# Problem description:
Seek out every line containing the word "Family", and copy each.

# Data supplied:
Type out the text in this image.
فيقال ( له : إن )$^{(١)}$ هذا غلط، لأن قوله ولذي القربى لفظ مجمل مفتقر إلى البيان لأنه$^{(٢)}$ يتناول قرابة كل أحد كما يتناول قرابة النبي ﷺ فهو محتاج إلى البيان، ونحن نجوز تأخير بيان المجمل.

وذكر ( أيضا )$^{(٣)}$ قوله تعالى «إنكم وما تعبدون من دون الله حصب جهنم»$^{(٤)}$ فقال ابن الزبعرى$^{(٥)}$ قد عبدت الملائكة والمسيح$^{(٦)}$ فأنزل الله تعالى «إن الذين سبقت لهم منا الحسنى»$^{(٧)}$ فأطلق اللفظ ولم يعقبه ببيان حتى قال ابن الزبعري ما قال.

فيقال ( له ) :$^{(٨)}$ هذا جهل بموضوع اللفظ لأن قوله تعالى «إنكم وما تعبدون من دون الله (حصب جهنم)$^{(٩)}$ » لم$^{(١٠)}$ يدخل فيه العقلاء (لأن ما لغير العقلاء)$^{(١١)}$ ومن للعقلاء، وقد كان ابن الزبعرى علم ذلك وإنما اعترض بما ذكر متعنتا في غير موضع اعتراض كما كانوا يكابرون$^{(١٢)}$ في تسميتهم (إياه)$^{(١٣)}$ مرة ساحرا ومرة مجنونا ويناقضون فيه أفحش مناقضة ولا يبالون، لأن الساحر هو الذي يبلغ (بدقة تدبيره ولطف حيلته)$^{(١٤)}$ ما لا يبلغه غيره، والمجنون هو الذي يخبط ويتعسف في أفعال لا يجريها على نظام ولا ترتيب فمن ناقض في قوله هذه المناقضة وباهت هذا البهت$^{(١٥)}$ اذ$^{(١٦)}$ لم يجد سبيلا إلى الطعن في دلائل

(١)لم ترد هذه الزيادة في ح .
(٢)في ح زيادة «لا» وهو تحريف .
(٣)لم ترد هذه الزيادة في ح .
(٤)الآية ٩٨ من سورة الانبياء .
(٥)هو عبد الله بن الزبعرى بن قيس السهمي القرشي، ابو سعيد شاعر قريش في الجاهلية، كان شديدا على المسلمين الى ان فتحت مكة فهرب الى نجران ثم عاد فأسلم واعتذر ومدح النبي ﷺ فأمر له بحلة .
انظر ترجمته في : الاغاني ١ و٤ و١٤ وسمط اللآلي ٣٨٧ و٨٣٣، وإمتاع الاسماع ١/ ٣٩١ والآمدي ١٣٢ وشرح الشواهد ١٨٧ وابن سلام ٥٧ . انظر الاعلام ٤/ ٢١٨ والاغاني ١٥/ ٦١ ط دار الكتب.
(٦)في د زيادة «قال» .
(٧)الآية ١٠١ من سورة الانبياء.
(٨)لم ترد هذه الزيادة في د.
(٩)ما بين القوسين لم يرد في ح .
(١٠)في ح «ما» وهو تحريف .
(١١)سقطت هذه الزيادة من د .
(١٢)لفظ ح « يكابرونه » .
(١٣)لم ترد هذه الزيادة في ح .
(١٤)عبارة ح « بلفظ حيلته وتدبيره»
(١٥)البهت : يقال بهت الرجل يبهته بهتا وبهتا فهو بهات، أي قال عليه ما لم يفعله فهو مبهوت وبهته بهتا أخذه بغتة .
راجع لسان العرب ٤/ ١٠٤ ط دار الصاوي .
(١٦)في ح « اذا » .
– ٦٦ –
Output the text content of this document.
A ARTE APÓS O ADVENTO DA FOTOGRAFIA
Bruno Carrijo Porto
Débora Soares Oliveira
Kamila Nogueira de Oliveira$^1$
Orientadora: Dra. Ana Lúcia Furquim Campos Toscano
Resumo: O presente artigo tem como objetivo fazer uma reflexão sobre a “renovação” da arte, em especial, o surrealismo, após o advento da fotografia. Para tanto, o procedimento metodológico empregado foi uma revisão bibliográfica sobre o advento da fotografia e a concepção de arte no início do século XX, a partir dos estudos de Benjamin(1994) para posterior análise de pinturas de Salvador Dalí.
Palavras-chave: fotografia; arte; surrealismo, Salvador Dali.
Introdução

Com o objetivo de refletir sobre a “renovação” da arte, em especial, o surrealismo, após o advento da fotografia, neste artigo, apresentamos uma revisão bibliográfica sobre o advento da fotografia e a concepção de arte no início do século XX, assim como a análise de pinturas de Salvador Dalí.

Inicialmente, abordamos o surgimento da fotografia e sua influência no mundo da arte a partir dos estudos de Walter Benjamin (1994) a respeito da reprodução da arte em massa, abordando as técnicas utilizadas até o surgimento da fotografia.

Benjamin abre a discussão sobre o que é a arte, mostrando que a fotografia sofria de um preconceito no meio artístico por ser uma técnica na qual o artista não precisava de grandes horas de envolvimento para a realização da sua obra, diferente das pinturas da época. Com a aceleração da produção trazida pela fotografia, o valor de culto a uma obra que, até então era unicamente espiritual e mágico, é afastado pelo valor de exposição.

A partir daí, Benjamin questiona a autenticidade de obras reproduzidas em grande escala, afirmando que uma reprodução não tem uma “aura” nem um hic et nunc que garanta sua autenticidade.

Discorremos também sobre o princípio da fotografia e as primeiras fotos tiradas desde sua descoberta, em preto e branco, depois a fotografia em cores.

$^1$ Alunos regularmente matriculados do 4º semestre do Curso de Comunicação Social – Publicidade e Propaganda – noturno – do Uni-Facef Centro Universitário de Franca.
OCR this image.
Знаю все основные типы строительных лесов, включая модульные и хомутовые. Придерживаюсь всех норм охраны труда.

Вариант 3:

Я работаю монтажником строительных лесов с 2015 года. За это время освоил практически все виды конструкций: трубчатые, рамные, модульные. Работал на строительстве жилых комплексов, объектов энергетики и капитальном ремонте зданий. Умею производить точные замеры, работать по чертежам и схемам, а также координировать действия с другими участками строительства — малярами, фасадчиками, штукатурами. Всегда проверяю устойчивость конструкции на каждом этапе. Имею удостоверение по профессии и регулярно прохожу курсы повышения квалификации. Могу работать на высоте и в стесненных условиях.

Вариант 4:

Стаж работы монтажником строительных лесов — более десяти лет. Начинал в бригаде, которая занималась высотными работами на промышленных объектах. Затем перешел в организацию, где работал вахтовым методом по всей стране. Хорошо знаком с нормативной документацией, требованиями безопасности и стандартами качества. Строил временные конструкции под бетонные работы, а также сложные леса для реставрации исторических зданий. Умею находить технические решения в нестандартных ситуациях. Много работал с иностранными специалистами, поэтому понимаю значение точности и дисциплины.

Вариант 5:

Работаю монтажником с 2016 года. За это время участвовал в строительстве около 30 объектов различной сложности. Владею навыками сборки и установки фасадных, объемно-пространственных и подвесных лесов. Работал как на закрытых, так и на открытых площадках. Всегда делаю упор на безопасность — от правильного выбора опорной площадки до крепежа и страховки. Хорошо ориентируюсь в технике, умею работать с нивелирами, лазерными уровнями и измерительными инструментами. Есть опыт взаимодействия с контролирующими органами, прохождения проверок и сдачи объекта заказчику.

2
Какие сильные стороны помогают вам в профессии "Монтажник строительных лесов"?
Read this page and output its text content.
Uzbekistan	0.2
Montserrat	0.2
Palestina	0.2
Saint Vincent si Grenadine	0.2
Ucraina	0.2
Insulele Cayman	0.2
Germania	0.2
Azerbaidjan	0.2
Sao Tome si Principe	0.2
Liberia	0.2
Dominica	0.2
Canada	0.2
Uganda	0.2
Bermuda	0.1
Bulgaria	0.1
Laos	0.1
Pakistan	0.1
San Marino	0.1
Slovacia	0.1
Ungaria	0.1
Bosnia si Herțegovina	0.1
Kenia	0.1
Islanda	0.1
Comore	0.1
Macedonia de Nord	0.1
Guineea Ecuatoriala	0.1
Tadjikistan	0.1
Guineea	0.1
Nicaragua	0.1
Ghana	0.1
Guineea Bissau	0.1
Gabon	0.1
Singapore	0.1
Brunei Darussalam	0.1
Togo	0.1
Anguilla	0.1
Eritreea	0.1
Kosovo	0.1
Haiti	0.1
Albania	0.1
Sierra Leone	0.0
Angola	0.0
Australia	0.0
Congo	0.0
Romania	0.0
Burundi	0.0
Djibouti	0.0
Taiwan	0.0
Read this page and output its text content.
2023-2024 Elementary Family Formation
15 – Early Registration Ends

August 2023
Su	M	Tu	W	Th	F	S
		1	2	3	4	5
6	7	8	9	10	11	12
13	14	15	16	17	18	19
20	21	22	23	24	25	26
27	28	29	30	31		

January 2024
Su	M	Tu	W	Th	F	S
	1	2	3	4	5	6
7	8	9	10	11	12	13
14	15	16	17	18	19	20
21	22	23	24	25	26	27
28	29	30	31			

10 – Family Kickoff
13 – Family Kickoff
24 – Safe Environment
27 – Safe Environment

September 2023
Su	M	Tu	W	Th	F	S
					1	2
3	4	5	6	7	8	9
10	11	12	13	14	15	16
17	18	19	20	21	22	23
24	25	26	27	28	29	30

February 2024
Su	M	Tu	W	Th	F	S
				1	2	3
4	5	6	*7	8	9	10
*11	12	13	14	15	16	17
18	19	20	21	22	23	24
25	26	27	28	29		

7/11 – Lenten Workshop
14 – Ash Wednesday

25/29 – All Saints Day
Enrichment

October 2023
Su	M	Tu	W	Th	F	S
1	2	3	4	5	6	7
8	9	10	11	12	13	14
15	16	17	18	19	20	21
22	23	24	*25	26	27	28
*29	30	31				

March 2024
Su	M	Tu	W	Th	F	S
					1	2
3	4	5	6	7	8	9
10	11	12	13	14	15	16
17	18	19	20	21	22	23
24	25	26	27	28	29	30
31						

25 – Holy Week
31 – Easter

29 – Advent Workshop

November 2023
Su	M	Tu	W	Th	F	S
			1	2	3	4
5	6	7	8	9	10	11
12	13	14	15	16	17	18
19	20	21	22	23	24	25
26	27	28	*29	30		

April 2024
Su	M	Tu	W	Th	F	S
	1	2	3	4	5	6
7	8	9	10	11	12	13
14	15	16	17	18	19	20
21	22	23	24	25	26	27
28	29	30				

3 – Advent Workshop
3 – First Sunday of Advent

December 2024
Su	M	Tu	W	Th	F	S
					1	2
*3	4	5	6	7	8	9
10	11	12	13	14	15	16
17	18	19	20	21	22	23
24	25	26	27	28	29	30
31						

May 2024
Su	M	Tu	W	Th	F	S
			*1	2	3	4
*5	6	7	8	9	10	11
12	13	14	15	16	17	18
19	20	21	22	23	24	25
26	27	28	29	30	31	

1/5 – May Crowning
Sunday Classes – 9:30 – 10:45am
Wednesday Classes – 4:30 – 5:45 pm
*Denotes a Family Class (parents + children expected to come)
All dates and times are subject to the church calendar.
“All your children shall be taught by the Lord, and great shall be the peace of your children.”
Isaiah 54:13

# Answer to this exercise:
2023-2024 Elementary Family Formation
10 – Family Kickoff
13 – Family Kickoff
*Denotes a Family Class (parents + children expected to come)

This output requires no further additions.